### What needs to be done:
Identify the lines that include the word "коммуна", then copy all of them.

==== Materials provided

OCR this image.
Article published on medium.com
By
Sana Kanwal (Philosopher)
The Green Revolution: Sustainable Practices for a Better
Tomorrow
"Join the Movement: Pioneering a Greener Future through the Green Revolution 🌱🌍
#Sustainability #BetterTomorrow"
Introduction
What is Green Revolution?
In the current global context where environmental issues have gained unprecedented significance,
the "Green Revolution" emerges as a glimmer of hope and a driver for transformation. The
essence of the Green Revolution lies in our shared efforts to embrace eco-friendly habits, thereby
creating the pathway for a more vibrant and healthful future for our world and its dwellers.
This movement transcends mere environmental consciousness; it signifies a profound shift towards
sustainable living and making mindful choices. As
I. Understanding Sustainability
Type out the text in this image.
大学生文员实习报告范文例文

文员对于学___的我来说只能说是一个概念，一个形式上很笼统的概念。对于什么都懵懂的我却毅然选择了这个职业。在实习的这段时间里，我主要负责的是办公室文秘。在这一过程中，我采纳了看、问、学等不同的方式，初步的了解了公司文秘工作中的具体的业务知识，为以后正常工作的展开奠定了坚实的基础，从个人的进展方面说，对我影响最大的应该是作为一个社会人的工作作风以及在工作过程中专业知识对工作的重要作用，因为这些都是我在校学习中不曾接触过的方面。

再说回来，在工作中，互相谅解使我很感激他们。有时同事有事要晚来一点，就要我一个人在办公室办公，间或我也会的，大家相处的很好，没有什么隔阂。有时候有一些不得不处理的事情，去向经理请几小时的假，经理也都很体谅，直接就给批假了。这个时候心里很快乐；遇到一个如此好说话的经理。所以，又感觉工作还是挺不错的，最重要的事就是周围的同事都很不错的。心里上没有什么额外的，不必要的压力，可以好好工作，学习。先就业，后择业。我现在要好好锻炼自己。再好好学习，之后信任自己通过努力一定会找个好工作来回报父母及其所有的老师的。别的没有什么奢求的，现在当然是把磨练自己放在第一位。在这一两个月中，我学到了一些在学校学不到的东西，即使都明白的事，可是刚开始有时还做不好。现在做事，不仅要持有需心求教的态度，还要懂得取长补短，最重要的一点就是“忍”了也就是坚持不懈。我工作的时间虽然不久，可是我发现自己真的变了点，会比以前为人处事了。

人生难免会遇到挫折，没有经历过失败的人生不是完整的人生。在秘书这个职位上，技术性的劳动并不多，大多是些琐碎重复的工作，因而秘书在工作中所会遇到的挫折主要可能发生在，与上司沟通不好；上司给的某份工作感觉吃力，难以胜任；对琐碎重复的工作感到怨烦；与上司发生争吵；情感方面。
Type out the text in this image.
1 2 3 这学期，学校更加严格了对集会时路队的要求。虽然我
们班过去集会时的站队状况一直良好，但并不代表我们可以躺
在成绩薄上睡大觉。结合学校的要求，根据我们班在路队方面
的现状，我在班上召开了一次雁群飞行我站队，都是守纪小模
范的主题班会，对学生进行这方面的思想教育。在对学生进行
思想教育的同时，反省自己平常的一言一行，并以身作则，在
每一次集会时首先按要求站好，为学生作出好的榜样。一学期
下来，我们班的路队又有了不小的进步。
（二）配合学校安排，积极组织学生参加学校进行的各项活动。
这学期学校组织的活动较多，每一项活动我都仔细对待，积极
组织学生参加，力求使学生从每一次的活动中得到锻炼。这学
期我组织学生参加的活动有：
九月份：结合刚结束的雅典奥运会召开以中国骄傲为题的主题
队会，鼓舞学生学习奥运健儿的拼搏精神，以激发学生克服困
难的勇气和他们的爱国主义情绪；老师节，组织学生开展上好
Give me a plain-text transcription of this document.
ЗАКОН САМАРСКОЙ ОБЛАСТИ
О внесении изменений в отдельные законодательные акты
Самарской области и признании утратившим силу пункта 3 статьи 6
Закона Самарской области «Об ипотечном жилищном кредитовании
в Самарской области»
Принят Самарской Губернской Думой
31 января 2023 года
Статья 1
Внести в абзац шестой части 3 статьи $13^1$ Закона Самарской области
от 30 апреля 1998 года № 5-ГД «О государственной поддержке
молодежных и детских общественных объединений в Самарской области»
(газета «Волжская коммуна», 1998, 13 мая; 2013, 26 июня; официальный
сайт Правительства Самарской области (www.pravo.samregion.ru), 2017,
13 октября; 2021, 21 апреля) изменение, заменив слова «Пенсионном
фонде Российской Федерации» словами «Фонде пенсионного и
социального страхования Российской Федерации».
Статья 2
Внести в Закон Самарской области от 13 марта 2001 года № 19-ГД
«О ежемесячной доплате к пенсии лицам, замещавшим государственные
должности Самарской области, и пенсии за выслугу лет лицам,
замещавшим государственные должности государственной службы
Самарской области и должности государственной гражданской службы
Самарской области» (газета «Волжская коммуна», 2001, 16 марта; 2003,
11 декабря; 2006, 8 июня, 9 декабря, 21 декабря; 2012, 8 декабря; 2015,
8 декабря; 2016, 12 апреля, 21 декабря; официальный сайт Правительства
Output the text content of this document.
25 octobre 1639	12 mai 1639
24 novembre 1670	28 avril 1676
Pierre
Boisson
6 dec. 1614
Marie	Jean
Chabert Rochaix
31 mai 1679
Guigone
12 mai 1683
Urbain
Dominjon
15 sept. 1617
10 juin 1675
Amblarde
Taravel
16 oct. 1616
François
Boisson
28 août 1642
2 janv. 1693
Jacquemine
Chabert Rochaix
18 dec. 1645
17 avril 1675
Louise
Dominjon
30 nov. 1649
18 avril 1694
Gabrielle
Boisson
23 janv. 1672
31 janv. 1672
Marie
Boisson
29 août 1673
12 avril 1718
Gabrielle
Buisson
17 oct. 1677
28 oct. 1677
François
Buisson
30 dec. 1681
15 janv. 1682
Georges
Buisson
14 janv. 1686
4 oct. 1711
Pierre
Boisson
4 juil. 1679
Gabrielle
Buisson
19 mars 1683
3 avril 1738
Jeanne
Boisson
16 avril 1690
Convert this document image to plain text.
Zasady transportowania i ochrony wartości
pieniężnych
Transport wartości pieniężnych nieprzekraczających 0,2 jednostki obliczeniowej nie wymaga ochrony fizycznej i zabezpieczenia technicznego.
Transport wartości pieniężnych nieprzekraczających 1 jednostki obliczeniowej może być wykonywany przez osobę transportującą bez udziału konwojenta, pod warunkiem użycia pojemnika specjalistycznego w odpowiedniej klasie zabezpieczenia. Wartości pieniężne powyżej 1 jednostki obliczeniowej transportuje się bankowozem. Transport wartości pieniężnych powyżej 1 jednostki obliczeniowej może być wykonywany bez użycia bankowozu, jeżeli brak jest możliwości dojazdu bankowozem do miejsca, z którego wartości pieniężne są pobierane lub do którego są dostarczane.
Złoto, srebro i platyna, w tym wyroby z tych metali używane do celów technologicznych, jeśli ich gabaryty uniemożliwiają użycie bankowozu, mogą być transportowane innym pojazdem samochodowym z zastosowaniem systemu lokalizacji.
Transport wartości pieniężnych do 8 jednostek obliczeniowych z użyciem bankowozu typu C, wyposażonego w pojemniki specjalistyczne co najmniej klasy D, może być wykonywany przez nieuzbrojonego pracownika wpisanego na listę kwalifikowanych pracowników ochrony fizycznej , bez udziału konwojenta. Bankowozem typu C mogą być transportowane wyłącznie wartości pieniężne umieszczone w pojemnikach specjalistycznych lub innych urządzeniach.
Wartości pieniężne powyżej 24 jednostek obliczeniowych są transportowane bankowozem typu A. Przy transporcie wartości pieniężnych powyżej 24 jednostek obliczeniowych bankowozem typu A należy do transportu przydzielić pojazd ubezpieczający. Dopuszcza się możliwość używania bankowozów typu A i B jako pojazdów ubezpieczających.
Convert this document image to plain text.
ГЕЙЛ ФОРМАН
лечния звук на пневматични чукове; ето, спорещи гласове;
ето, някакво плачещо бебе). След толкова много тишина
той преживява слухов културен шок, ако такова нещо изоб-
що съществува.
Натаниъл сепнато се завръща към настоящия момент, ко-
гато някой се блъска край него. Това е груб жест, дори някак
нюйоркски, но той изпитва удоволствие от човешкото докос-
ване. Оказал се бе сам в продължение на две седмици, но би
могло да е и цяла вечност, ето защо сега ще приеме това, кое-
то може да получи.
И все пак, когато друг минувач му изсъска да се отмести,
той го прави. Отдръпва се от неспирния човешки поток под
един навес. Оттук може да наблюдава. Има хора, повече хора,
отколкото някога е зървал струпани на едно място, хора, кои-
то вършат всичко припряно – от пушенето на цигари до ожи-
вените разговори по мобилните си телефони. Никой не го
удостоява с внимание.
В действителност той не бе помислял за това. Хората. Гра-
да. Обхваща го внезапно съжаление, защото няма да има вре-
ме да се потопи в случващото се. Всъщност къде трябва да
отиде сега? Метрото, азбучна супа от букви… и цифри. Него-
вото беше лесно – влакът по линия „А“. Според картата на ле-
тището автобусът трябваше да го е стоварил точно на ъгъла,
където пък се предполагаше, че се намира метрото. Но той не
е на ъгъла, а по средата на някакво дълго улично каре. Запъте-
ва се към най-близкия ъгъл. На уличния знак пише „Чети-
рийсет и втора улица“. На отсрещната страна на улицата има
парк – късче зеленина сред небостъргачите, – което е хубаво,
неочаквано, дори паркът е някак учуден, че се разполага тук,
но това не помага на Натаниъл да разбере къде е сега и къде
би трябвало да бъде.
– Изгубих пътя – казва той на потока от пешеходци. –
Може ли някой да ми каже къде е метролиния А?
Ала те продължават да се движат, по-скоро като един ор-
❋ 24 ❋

========

### Answer for this exercise:
(газета «Волжская коммуна», 1998, 13 мая; 2013, 26 июня; официальный
Самарской области» (газета «Волжская коммуна», 2001, 16 марта; 2003,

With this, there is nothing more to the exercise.